** Start of EXERCISE MATERIALS **
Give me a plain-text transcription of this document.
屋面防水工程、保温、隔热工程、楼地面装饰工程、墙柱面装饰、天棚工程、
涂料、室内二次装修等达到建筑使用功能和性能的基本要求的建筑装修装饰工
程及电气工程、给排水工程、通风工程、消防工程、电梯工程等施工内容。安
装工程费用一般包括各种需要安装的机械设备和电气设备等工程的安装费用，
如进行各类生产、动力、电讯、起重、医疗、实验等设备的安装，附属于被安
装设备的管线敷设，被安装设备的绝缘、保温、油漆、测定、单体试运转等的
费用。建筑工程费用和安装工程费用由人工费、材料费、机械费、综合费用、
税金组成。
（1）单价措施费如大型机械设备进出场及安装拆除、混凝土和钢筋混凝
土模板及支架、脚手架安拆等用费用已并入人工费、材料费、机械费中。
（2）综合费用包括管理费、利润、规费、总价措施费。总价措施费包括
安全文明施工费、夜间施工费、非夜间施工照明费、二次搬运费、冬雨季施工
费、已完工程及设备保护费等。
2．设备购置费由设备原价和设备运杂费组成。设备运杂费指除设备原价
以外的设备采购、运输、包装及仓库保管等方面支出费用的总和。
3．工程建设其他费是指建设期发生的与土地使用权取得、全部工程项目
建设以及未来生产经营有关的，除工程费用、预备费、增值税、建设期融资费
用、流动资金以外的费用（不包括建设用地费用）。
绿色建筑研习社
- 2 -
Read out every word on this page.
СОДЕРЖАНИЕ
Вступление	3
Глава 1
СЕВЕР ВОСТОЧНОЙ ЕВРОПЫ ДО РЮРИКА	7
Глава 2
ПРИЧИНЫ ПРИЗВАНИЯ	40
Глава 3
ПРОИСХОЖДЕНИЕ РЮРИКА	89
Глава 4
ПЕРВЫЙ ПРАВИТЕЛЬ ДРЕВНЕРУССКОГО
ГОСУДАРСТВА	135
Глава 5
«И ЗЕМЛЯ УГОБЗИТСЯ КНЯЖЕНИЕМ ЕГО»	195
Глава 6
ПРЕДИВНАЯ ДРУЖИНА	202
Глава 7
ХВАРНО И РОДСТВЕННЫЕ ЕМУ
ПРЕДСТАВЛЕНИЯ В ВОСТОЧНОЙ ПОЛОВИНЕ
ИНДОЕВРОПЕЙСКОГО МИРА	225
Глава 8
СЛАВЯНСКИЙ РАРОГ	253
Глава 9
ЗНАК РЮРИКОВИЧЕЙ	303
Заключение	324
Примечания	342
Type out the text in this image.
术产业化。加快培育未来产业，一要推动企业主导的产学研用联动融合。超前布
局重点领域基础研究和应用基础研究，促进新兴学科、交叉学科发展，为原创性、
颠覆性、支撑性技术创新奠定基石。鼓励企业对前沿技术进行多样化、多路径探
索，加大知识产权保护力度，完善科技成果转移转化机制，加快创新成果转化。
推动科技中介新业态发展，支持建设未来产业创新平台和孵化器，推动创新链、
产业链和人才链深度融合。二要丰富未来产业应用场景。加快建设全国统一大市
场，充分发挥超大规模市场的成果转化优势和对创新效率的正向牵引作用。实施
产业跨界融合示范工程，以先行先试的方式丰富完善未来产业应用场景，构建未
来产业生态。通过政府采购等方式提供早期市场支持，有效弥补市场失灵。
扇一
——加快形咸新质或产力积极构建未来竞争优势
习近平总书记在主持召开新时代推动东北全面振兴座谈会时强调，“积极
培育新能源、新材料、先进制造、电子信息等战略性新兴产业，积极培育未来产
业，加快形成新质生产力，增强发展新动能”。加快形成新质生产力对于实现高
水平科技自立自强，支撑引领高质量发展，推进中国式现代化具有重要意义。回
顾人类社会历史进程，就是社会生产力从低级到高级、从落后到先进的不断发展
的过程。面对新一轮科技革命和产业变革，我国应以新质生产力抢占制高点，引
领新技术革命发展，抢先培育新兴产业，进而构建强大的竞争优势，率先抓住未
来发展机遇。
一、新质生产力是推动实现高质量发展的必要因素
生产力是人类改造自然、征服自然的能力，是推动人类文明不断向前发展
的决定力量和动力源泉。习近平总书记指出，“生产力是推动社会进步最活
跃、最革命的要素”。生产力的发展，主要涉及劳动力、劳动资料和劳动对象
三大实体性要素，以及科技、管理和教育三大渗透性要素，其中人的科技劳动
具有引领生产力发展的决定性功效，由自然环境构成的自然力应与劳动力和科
** End of EXERCISE MATERIALS **
# [WRITTEN TASK]
Filter for "РЮРИКА". Return all lines that hold it.

# [SOLUTION TO THE EXERCISE]
СЕВЕР ВОСТОЧНОЙ ЕВРОПЫ ДО РЮРИКА	7
ПРОИСХОЖДЕНИЕ РЮРИКА	89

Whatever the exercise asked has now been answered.